# [Okunacak metin]
Bireylerin anlama algılama düzeylerinin farklılığı bakış açılarına yansıdığından bu durumun açıklanması gerekmektedir.
Piaget kuramında bilişsel gelişimi şu kavramlarla açıklar:
- Olgunlaşma,
- yaşantı, uyum,
- örgütleme,
- dengeleme.
Piaget’ye göre bilişsel gelişim dönemleri; duyusal motor, işlem öncesi, somut işlemler ve soyut işlemler olmak üzere dörde ayrılır.
- Duyusal motor dönem: 0-2 yaş dönemini kapsayan ve dış dünyanın duyular yoluyla algılandığı süreklilik algısının oluştuğu yani nesnelerin görünmeseler bile var olduğunun farkına varılmaya başlandığı, refleksif hareketlerden amaçlı hareketlere geçildiği dönemdir.
- İşlem öncesi dönem: 2-6 yaş arası dönemdir. Kendi dışındaki insanların düşüncelerinin önemsenmediği, tek yönlü mantıksal düşünüşün hâkim olduğu, buna rağmen dil kullanımı ve sembollerin gelişmeye başladığı dönemdir.
- Somut işlemler dönemi: 6-11 yaş dönemini kapsar. Kuralların çocuklar tarafından anlaşıldığı, problemlere mantıklı çözümlerin bulunduğu, fakat genelde somut nesneler üzerinde düşünmelerin olduğu bir dönemdir. Soyut işlemler dönemi: 11-18 yaşları arasındaki süreçtir. Sosyal konularda fikirlerin, soyut düşünme becerilerinin geliştiği, karmaşık problemlerin mantıklı çözümlerinin bulunduğu dönemdir.
Kohlberg’in Ahlaki Gelişim Kuramı
Kohlberg’e göre bireyin ahlak gelişimi birbirleriyle ilişkili altı basamaktan oluşur. Ahlaki gelişim, çocuklukların yüzeysel ve somut ahlak anlayışından yetişkinlerin soyut ve ilkesel ahlak anlayışına doğru ilerleyen süreci kapsar.
Bu süreç, her bireyin çevresine göre farklılık gösterse de evrenseldir. İnsanların çoğunluğu dördüncü aşamada gelişimini tamamlarken genel kabul gören görüşe göre; beşinci ve altıncı aşamalar dördüncü aşamanın devamı değil birbirlerinin alternatifidirler. Altı aşamalı bu süreç her biri iki evreden oluşan üç düzeyi kapsar.
a. Gelenek öncesi düzey: İyi-kötü, doğru-yanlış gibi değerler çıkara ve güce; ödül ve ceza gibi somut sonuçlara dayanır.

# [Kısa alıştırma 1]
Piaget ve Kohlberg kuramlarını anlatan metne göre somut işlemler dönemi hangi yaşları kapsar?
# [Kısa alıştırma 2]
Aşağıdaki veri satırlarında, "xtick-label-channel-r: R —" geçen satırla başlayıp "panel-border-number-of-borrowers — [1195, 96, 1435, 446]" geçen satırla biten bölümü olduğu gibi tekrarla.

# [Eldeki veriler]
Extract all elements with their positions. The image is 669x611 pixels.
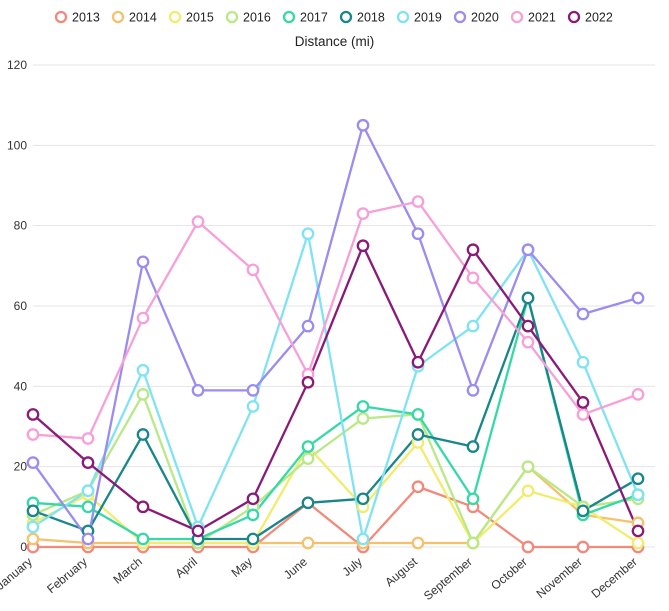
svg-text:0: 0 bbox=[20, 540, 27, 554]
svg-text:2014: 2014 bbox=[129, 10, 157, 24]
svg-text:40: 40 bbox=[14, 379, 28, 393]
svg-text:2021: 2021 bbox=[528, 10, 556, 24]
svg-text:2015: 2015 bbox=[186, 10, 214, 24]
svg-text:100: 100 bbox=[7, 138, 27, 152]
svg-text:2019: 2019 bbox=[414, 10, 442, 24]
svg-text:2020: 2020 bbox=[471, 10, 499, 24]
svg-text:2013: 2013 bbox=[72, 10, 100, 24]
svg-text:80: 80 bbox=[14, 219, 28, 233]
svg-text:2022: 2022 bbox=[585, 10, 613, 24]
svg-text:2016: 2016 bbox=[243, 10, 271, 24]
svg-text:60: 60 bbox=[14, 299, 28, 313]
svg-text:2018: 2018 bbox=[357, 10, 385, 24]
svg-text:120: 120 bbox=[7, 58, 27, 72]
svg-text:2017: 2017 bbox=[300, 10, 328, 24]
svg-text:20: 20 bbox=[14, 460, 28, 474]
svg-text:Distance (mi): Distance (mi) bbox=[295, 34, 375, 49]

==

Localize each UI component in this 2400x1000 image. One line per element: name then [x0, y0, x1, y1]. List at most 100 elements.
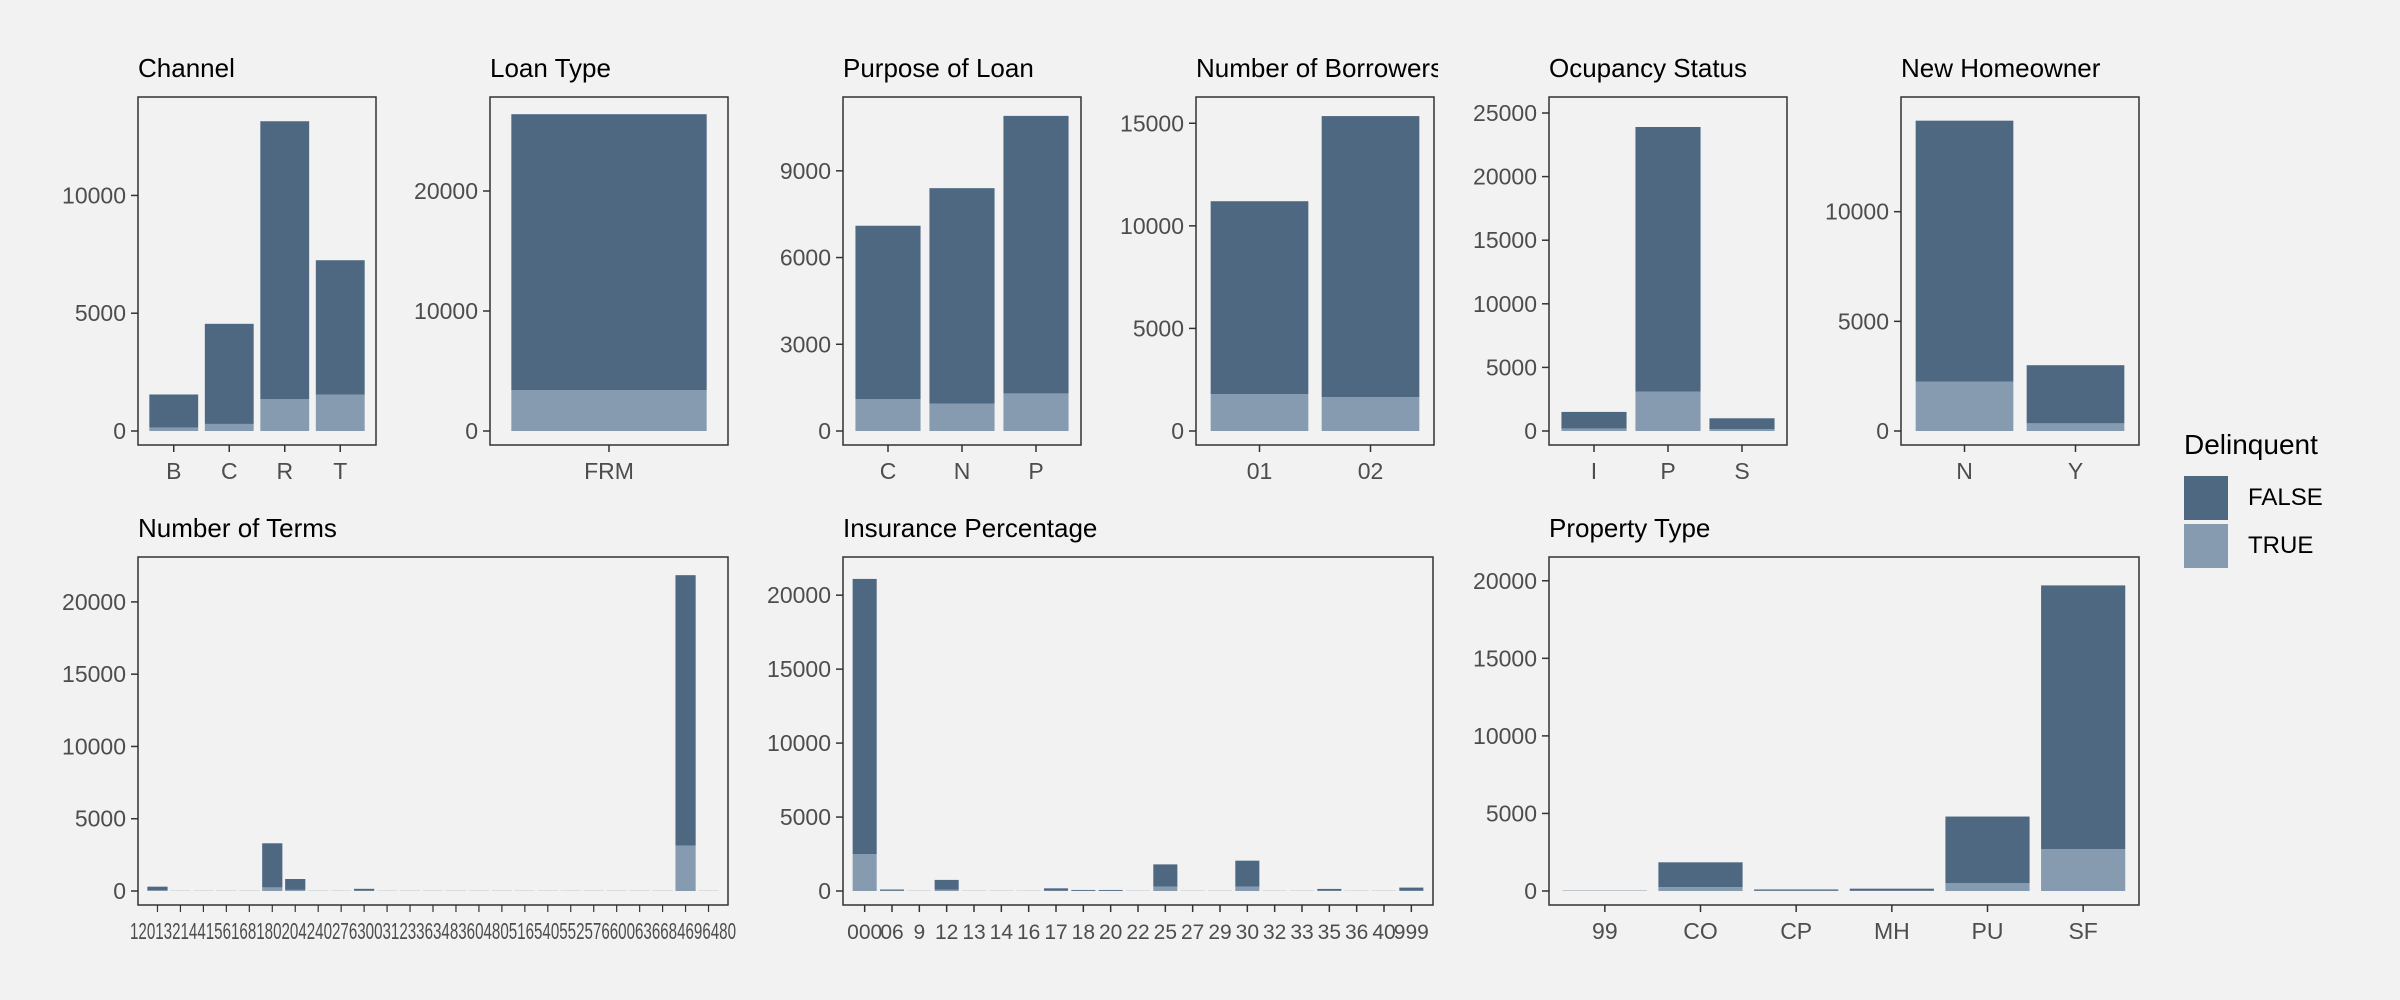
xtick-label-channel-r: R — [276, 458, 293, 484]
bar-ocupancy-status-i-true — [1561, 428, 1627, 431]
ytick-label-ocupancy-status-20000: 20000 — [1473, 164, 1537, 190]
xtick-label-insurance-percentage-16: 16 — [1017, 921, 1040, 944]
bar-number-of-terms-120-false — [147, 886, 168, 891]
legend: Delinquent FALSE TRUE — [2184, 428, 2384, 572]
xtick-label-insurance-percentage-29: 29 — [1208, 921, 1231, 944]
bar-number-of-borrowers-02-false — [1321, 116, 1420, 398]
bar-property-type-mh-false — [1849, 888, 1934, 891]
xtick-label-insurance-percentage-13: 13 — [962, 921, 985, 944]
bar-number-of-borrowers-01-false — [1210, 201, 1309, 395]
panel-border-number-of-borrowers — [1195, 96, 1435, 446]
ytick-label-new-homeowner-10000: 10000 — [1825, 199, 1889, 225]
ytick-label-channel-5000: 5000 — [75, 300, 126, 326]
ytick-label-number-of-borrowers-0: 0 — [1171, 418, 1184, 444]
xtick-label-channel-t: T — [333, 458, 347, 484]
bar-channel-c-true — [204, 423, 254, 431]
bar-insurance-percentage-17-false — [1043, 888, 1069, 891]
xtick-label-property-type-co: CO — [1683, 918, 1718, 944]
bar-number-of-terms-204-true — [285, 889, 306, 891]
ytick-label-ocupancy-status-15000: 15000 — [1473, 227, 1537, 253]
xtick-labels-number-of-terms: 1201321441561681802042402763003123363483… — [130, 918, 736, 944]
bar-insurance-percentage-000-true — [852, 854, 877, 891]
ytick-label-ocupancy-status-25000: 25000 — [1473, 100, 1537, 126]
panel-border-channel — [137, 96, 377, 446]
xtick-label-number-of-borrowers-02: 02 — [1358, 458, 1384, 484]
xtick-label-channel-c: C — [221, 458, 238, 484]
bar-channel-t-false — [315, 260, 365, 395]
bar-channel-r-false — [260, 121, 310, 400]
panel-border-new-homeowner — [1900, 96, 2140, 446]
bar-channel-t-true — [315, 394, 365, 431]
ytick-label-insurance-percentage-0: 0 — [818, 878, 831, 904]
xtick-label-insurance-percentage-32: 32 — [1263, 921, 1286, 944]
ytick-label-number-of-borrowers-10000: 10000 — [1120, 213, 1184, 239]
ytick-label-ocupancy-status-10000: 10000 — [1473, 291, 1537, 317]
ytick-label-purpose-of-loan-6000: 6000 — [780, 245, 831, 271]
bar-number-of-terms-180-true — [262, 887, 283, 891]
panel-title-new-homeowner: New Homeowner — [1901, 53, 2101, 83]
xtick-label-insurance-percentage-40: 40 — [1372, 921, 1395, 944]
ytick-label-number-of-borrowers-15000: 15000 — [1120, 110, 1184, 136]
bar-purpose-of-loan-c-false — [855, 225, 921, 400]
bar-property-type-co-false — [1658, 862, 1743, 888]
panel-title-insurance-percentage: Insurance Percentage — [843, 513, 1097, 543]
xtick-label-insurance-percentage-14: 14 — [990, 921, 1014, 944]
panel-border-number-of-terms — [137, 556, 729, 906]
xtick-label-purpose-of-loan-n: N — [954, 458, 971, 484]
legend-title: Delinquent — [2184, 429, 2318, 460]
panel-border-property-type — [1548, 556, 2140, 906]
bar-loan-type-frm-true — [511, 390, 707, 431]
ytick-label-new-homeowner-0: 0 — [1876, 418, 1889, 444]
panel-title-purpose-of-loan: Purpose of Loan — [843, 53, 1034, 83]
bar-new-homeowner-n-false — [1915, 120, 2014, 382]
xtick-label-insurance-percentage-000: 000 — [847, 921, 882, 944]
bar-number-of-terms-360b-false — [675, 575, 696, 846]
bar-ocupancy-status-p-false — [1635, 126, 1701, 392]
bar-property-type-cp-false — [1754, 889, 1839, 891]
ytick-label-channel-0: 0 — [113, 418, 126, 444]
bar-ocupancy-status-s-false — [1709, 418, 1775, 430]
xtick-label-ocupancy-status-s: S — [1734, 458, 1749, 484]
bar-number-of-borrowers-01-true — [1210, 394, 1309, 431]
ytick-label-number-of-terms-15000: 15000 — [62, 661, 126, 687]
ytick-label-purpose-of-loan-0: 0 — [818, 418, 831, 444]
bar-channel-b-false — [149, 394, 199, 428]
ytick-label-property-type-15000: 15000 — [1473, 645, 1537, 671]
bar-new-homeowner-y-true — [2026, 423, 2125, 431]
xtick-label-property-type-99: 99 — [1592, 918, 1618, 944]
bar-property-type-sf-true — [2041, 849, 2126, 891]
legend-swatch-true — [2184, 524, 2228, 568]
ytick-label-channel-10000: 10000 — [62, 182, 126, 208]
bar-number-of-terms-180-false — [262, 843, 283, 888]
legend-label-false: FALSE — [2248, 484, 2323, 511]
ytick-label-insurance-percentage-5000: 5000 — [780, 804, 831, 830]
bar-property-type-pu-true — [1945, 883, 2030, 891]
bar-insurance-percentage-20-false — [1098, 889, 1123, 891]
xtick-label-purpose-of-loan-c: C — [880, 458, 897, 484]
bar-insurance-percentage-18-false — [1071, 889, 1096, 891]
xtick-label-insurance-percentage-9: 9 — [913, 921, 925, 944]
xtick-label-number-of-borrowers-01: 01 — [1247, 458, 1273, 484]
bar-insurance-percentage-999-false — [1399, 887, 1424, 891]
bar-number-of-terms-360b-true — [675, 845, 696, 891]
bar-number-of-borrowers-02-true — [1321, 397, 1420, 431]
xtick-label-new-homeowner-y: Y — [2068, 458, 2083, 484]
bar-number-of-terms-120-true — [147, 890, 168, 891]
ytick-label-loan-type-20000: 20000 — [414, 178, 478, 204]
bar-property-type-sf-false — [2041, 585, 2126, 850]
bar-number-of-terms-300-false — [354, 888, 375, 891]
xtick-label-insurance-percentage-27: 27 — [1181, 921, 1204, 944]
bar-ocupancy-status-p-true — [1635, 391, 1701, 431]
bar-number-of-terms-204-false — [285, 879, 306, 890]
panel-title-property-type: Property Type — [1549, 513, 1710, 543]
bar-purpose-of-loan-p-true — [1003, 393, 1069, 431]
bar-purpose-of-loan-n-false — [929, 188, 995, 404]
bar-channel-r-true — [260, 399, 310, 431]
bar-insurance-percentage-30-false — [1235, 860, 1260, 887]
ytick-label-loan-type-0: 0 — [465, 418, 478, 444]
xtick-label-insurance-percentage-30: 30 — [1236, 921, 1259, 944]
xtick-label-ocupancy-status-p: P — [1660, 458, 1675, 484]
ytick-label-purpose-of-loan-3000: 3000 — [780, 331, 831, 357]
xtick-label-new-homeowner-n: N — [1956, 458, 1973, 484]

# [Alıştırma sonucu 1]
Somut işlemler dönemi 6-11 yaş dönemini kapsar.

# [Alıştırma sonucu 2]
xtick-label-channel-r: R — [276, 458, 293, 484]
bar-ocupancy-status-i-true — [1561, 428, 1627, 431]
ytick-label-ocupancy-status-20000: 20000 — [1473, 164, 1537, 190]
xtick-label-insurance-percentage-16: 16 — [1017, 921, 1040, 944]
bar-number-of-terms-120-false — [147, 886, 168, 891]
legend: Delinquent FALSE TRUE — [2184, 428, 2384, 572]
xtick-label-insurance-percentage-29: 29 — [1208, 921, 1231, 944]
bar-number-of-borrowers-02-false — [1321, 116, 1420, 398]
bar-property-type-mh-false — [1849, 888, 1934, 891]
xtick-label-insurance-percentage-13: 13 — [962, 921, 985, 944]
bar-number-of-borrowers-01-false — [1210, 201, 1309, 395]
panel-border-number-of-borrowers — [1195, 96, 1435, 446]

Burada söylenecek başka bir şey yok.